• **Exercise**: Every entry must be given again exactly.
____ Supplied entries
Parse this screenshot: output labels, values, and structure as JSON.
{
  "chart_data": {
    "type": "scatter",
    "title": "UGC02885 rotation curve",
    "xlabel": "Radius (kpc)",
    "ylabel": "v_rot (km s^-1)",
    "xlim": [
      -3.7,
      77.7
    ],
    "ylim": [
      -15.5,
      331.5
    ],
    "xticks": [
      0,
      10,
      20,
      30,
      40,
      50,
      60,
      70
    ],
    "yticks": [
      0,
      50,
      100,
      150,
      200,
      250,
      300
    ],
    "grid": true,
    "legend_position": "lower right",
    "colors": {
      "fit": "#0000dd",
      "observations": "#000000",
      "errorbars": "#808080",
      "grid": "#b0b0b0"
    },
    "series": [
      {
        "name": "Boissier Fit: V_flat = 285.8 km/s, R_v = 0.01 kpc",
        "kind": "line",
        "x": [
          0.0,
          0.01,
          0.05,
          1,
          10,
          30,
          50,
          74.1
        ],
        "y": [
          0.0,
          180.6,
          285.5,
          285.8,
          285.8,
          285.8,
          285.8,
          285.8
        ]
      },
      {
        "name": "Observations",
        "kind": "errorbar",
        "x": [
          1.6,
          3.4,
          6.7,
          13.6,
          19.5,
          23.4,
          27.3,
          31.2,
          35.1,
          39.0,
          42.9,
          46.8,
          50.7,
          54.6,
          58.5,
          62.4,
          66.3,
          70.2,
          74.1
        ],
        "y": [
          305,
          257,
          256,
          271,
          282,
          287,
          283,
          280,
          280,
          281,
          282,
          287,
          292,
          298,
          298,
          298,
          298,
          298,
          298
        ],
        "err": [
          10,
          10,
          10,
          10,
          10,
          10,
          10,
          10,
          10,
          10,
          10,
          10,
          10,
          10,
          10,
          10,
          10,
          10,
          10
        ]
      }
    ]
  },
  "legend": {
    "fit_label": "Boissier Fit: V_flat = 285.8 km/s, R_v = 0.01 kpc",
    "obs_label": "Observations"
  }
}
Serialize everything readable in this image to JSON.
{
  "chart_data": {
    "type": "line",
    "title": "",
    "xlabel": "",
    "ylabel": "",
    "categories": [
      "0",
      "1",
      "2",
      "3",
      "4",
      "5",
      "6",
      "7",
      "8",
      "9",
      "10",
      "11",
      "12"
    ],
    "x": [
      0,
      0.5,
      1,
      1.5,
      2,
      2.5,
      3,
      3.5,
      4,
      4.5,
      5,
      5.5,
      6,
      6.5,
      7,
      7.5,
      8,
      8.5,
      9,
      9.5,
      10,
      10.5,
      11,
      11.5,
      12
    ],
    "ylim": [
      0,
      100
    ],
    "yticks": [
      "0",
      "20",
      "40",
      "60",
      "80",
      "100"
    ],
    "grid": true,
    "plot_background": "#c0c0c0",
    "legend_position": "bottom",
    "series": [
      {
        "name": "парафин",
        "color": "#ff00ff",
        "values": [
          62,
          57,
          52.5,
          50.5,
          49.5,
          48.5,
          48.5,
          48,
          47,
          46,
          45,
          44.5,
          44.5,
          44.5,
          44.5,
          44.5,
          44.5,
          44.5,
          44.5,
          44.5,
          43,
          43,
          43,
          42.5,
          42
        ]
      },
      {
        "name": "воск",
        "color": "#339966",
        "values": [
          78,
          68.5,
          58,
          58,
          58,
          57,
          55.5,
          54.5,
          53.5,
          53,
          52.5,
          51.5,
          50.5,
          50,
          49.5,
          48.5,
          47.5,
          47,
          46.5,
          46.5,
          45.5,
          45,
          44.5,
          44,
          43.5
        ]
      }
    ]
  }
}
________
• **Exercise solution**:
Parse this screenshot: output labels, values, and structure as JSON.
{
  "chart_data": {
    "type": "scatter",
    "title": "UGC02885 rotation curve",
    "xlabel": "Radius (kpc)",
    "ylabel": "v_rot (km s^-1)",
    "xlim": [
      -3.7,
      77.7
    ],
    "ylim": [
      -15.5,
      331.5
    ],
    "xticks": [
      0,
      10,
      20,
      30,
      40,
      50,
      60,
      70
    ],
    "yticks": [
      0,
      50,
      100,
      150,
      200,
      250,
      300
    ],
    "grid": true,
    "legend_position": "lower right",
    "colors": {
      "fit": "#0000dd",
      "observations": "#000000",
      "errorbars": "#808080",
      "grid": "#b0b0b0"
    },
    "series": [
      {
        "name": "Boissier Fit: V_flat = 285.8 km/s, R_v = 0.01 kpc",
        "kind": "line",
        "x": [
          0.0,
          0.01,
          0.05,
          1,
          10,
          30,
          50,
          74.1
        ],
        "y": [
          0.0,
          180.6,
          285.5,
          285.8,
          285.8,
          285.8,
          285.8,
          285.8
        ]
      },
      {
        "name": "Observations",
        "kind": "errorbar",
        "x": [
          1.6,
          3.4,
          6.7,
          13.6,
          19.5,
          23.4,
          27.3,
          31.2,
          35.1,
          39.0,
          42.9,
          46.8,
          50.7,
          54.6,
          58.5,
          62.4,
          66.3,
          70.2,
          74.1
        ],
        "y": [
          305,
          257,
          256,
          271,
          282,
          287,
          283,
          280,
          280,
          281,
          282,
          287,
          292,
          298,
          298,
          298,
          298,
          298,
          298
        ],
        "err": [
          10,
          10,
          10,
          10,
          10,
          10,
          10,
          10,
          10,
          10,
          10,
          10,
          10,
          10,
          10,
          10,
          10,
          10,
          10
        ]
      }
    ]
  },
  "legend": {
    "fit_label": "Boissier Fit: V_flat = 285.8 km/s, R_v = 0.01 kpc",
    "obs_label": "Observations"
  }
}
Serialize everything readable in this image to JSON.
{
  "chart_data": {
    "type": "line",
    "title": "",
    "xlabel": "",
    "ylabel": "",
    "categories": [
      "0",
      "1",
      "2",
      "3",
      "4",
      "5",
      "6",
      "7",
      "8",
      "9",
      "10",
      "11",
      "12"
    ],
    "x": [
      0,
      0.5,
      1,
      1.5,
      2,
      2.5,
      3,
      3.5,
      4,
      4.5,
      5,
      5.5,
      6,
      6.5,
      7,
      7.5,
      8,
      8.5,
      9,
      9.5,
      10,
      10.5,
      11,
      11.5,
      12
    ],
    "ylim": [
      0,
      100
    ],
    "yticks": [
      "0",
      "20",
      "40",
      "60",
      "80",
      "100"
    ],
    "grid": true,
    "plot_background": "#c0c0c0",
    "legend_position": "bottom",
    "series": [
      {
        "name": "парафин",
        "color": "#ff00ff",
        "values": [
          62,
          57,
          52.5,
          50.5,
          49.5,
          48.5,
          48.5,
          48,
          47,
          46,
          45,
          44.5,
          44.5,
          44.5,
          44.5,
          44.5,
          44.5,
          44.5,
          44.5,
          44.5,
          43,
          43,
          43,
          42.5,
          42
        ]
      },
      {
        "name": "воск",
        "color": "#339966",
        "values": [
          78,
          68.5,
          58,
          58,
          58,
          57,
          55.5,
          54.5,
          53.5,
          53,
          52.5,
          51.5,
          50.5,
          50,
          49.5,
          48.5,
          47.5,
          47,
          46.5,
          46.5,
          45.5,
          45,
          44.5,
          44,
          43.5
        ]
      }
    ]
  }
}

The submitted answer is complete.